=== Auszug ===
+===+
Miriam Gössner, Zweite mit der Langlaufstaffel, muss sich zwischen dem Laufen mit oder ohne Gewehr entscheiden.

Kaum ist sie da, kaum trägt sie entscheidend bei zum großen Erfolg, soll sie auch schon wieder weg sein? Miriam Gössner ist 19 Jahre alt und hat die deutschen Langläuferinnen bei diesen Winterspielen schon zum zweiten Mal weitergebracht. „Sie hatte uns schon bei der WM im vorigen Jahr in Liberec wieder an den zweiten Platz geführt“, erzählte Bundestrainer Jochen Behle. Und auch in Whistler hatte sie großen Anteil daran, dass die deutsche Staffel mit Kathrin Zeller, Evi Sachenbacher-Stehle, Claudia Nystad und eben ihr die Silbermedaille gewann. Ihr gehört die Zukunft, das glaubt nicht nur Bundestrainer Behle. Die Sache hat nur einen Haken.

Die Zolloberwachtmeisterin aus Garmisch-Partenkirchen ist keine eindeutige Kandidatin für den Langlauf, sie gewann zweimal Gold und je einmal Silber und Bronze bei den Biathlon-Weltmeisterschaften der Junioren 2008 und 2009. Beim Biathlon könnte für sie bald ein Platz frei werden, wenn Kati Wilhelm (33 Jahre), Simone Hauswald (30) und Martina Beck (30) aufhören.

Ob ihre Zukunft beim Skilaufen mit oder ohne Gewehr liegt, weiß sie nicht. „Ich muss mir das noch mal genau überlegen. Irgendwann muss ich das sicher entscheiden. Es geht nicht beides gut. Das habe ich dieses Jahr schon gemerkt, als es mir zu viel geworden ist“, sagte Miriam Gössner.

Im Dezember lag sie erschöpft zu Hause, nach einem Trainingslager mit den Biathleten sowie anschließenden Wettkämpfen und einem Höhentraining in Davos mit den Langläufern. „Ich wollte einfach nur nach Hause, ich konnte nicht mehr. Ich habe mich nur auf die Couch gesetzt und ganz viele Plätzchen gegessen. Danach ging es dann wieder. Manchmal braucht der Körper das“, beschrieb die Juniorin ihre spezielle Regenerationsmaßnahme.
+===+
=== Kurze Aufgabe 1 ===
Beantworte zum Auszug über Miriam Gössner diese Fragen:
(a) Wie alt ist Miriam Gössner?
(b) Aus welchem Ort kommt sie?
(c) Wo hat sie mit den Langläufern ein Höhentraining gemacht?
=== Kurze Aufgabe 2 ===
Schreib einen Teil der Datensätze als nummerierte Liste und lass dabei Leerzeilen weg. Fang bei der Zeile mit „page-icon [267, 109, 277, 122]“ an und hör nach der Zeile mit „suggestion-item[interactable]: 🔍︎ localhost:1894/ap“ auf.
Die Datensätze haben mit dem Auszug nichts zu tun.

Layout-Koordinatendaten
+===+
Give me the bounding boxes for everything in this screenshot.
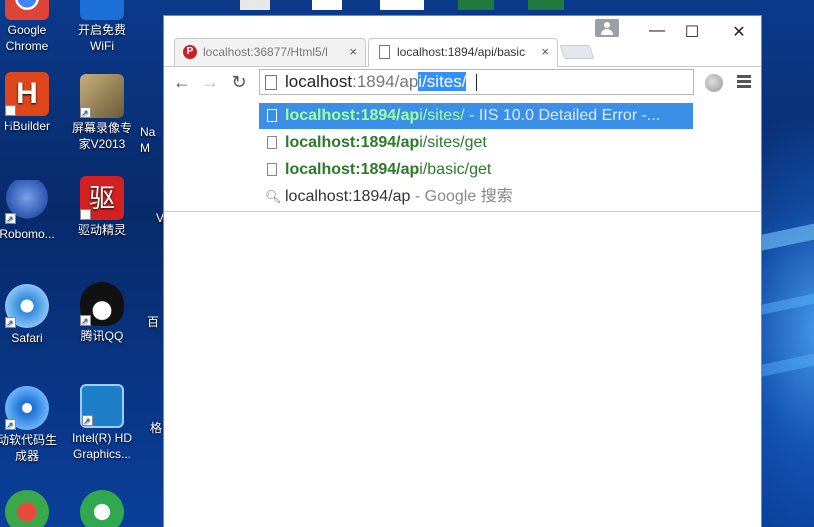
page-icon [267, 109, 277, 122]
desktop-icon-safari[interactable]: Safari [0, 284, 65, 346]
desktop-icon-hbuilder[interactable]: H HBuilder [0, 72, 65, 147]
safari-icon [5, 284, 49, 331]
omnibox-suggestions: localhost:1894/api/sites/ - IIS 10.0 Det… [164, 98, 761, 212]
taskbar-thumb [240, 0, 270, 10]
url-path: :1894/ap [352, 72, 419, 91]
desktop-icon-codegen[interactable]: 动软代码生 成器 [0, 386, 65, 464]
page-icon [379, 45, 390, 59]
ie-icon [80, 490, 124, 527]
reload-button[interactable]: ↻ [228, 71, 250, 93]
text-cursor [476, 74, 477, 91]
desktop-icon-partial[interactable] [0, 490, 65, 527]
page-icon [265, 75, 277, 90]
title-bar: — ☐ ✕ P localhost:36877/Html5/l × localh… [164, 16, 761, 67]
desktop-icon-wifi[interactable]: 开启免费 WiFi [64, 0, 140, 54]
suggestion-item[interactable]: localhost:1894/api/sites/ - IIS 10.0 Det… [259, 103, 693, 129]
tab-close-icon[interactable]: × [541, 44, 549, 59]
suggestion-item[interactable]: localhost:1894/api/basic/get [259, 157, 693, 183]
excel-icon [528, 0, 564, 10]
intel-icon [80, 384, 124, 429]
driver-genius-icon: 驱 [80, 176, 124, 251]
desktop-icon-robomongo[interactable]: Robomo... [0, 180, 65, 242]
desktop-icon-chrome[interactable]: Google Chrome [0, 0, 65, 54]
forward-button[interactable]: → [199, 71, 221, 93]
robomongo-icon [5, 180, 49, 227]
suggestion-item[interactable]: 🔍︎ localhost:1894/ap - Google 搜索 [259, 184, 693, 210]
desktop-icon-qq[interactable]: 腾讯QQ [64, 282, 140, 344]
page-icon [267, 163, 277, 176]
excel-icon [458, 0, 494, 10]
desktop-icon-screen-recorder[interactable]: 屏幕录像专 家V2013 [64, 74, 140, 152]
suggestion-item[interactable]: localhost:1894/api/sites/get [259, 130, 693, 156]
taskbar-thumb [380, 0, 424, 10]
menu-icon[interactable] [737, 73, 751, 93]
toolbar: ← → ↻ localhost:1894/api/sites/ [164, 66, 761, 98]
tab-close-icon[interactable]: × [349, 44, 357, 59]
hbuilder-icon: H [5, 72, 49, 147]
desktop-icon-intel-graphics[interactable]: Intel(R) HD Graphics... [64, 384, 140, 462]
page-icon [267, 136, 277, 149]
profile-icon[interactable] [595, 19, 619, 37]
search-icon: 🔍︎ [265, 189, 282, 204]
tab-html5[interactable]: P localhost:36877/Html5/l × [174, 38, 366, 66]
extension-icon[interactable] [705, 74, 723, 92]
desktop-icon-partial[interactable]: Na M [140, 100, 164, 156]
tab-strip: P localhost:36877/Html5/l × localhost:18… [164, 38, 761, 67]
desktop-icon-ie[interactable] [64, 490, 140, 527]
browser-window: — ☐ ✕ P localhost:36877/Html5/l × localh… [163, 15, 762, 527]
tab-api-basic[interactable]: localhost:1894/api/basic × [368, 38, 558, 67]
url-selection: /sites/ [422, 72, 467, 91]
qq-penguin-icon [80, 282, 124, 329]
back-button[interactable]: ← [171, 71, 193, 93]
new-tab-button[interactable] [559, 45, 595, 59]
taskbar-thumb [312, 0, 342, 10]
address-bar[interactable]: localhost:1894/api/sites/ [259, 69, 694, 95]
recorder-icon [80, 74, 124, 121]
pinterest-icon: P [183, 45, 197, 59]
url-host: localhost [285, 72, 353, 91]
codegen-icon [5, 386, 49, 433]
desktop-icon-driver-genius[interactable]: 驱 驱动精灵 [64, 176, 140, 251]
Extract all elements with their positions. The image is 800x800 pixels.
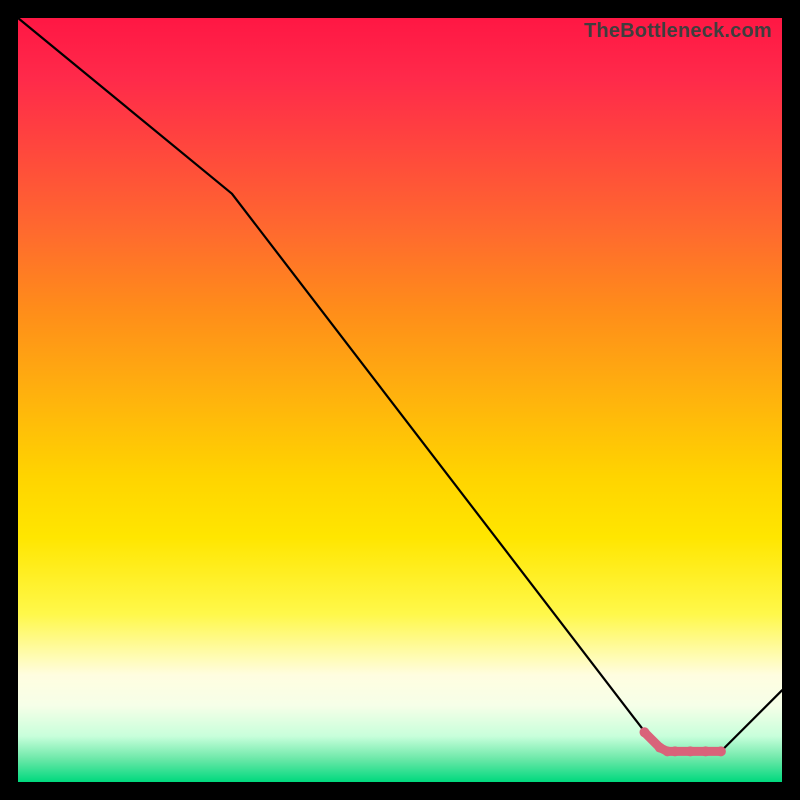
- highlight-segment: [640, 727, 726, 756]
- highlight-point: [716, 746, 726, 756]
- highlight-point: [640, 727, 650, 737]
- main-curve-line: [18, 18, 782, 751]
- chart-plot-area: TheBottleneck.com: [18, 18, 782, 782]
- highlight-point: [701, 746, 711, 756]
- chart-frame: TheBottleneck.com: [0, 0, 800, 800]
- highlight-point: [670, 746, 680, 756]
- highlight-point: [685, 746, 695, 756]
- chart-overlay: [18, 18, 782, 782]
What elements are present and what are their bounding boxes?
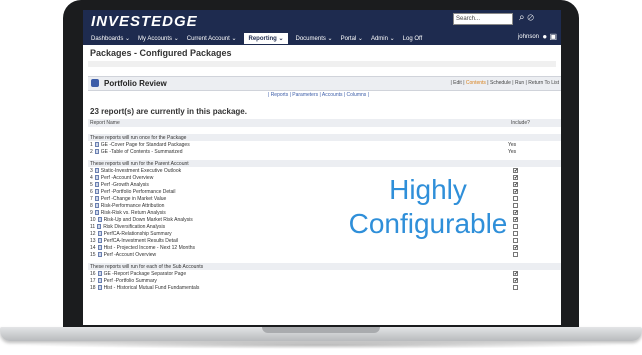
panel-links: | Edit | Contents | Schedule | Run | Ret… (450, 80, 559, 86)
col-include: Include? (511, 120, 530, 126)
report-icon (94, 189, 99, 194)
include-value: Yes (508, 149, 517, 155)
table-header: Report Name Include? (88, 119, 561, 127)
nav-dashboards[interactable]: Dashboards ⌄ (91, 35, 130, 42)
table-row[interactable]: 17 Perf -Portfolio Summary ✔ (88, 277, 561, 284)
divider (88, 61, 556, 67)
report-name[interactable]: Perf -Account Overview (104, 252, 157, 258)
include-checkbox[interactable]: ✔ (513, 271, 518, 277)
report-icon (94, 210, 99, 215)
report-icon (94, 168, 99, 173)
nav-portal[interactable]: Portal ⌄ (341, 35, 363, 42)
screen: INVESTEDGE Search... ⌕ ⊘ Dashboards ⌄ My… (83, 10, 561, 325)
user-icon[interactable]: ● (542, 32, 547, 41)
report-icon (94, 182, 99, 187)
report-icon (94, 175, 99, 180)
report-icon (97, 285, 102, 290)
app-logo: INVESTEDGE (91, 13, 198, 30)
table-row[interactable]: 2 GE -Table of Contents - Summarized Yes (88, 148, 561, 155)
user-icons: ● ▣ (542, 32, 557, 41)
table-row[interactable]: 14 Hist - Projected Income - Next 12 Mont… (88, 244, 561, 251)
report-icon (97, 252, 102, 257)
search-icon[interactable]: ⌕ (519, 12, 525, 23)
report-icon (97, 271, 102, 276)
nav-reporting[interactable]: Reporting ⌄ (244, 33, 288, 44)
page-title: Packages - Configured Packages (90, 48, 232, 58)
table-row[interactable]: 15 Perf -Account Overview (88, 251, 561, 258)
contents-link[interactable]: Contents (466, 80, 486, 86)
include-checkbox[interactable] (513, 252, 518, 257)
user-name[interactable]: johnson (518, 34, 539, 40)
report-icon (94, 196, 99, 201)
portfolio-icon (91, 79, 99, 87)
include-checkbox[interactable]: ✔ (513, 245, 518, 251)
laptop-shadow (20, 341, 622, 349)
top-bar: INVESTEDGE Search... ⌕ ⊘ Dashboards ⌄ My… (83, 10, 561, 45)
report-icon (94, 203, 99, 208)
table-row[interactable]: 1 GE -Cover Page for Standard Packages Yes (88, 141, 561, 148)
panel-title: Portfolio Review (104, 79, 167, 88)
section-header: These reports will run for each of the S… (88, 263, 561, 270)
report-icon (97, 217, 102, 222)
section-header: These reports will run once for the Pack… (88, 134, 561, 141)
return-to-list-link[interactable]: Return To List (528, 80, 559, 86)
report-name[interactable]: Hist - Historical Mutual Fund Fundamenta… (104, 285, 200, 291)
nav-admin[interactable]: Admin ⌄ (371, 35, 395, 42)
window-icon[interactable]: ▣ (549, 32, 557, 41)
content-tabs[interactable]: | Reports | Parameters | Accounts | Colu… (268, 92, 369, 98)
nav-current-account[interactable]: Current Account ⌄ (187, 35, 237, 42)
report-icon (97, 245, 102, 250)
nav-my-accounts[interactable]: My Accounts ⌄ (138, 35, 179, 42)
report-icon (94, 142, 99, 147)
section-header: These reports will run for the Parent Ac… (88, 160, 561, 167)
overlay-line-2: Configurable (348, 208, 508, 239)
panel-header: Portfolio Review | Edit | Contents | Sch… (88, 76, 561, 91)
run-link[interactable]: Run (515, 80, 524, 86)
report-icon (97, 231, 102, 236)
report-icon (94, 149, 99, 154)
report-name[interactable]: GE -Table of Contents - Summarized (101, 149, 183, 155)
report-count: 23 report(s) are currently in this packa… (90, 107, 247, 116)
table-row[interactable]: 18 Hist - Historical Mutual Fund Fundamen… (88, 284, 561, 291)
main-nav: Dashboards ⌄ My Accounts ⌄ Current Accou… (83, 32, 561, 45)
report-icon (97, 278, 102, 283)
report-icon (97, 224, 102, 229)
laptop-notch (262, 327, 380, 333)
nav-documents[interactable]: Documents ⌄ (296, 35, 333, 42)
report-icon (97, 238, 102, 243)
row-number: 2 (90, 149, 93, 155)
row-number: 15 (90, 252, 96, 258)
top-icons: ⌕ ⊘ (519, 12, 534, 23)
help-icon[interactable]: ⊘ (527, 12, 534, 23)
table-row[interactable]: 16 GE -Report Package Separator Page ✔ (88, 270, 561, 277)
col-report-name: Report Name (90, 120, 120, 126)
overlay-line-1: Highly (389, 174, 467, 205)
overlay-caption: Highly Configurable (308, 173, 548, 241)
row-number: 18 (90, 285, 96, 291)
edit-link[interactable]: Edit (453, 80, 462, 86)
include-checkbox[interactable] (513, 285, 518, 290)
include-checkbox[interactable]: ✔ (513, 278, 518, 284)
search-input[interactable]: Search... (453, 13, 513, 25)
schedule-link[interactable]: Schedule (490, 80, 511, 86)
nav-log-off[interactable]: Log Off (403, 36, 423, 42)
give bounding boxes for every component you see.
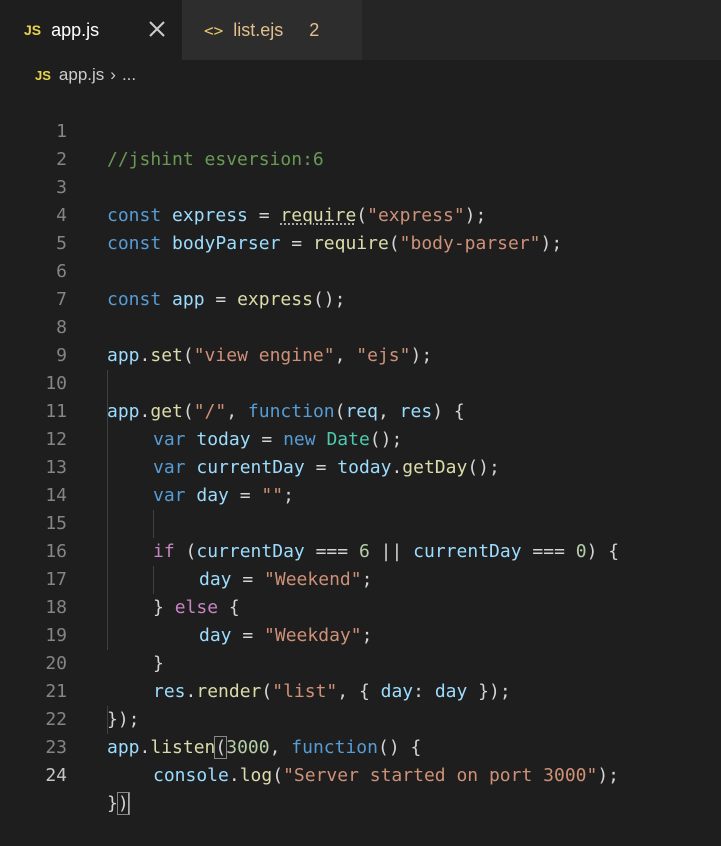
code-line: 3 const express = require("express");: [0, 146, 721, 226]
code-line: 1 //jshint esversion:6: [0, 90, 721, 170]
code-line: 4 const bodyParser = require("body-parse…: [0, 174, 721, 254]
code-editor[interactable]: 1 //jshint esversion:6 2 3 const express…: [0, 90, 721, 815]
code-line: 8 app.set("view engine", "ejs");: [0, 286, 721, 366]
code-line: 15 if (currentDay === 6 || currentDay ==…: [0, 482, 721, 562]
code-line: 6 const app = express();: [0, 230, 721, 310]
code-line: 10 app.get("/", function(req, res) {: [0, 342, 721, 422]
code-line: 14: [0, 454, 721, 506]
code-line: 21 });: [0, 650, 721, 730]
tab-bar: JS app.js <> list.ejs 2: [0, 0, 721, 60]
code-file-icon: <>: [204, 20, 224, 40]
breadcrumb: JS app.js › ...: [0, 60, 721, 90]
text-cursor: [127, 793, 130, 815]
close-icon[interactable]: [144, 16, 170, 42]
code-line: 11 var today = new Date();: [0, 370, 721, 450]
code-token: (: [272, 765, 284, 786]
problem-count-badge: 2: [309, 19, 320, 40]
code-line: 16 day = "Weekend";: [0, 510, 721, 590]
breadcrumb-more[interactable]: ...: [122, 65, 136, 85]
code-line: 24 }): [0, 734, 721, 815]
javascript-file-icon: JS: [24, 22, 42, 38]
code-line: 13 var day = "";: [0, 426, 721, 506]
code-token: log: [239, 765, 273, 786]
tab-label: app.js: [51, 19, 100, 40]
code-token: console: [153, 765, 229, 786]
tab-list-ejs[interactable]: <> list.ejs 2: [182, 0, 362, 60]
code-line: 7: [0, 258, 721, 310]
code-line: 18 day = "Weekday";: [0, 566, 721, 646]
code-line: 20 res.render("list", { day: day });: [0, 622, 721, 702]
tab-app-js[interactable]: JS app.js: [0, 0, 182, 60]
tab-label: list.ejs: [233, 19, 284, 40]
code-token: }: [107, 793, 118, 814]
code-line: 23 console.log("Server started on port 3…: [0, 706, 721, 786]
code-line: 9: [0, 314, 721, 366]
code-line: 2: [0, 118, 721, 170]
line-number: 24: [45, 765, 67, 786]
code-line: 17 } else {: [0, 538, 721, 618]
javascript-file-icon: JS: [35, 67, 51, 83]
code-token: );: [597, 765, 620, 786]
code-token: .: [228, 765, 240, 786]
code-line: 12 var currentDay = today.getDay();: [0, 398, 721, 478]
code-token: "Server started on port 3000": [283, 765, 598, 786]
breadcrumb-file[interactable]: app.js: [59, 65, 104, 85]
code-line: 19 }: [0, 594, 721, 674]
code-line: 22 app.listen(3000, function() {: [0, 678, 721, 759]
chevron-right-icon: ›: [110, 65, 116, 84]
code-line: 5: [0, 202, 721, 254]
+===+
=== Erwartete Antwort 1 ===
(a) 19 Jahre
(b) Aus Garmisch-Partenkirchen
(c) In Davos

=== Erwartete Antwort 2 ===
1. page-icon [267, 109, 277, 122]
2. desktop-icon-safari[interactable]: Safari [0, 284, 65, 346]
3. desktop-icon-hbuilder[interactable]: H HBuilder [0, 72, 65, 147]
4. safari-icon [5, 284, 49, 331]
5. omnibox-suggestions: localhost:1894/api/sites/ - IIS 10.0 Det… [164, 98, 761, 212]
6. taskbar-thumb [240, 0, 270, 10]
7. url-path: :1894/ap [352, 72, 419, 91]
8. desktop-icon-codegen[interactable]: 动软代码生 成器 [0, 386, 65, 464]
9. page-icon [379, 45, 390, 59]
10. ie-icon [80, 490, 124, 527]
11. reload-button[interactable]: ↻ [228, 71, 250, 93]
12. text-cursor [476, 74, 477, 91]
13. desktop-icon-partial[interactable] [0, 490, 65, 527]
14. page-icon [265, 75, 277, 90]
15. title-bar: — ☐ ✕ P localhost:36877/Html5/l × localh… [164, 16, 761, 67]
16. desktop-icon-wifi[interactable]: 开启免费 WiFi [64, 0, 140, 54]
17. suggestion-item[interactable]: localhost:1894/api/sites/ - IIS 10.0 Det… [259, 103, 693, 129]
18. tab-close-icon[interactable]: × [541, 44, 549, 59]
19. suggestion-item[interactable]: localhost:1894/api/basic/get [259, 157, 693, 183]
20. excel-icon [528, 0, 564, 10]
21. intel-icon [80, 384, 124, 429]
22. driver-genius-icon: 驱 [80, 176, 124, 251]
23. desktop-icon-robomongo[interactable]: Robomo... [0, 180, 65, 242]
24. desktop-icon-chrome[interactable]: Google Chrome [0, 0, 65, 54]
25. forward-button[interactable]: → [199, 71, 221, 93]
26. robomongo-icon [5, 180, 49, 227]
27. suggestion-item[interactable]: 🔍︎ localhost:1894/ap - Google 搜索 [259, 184, 693, 210]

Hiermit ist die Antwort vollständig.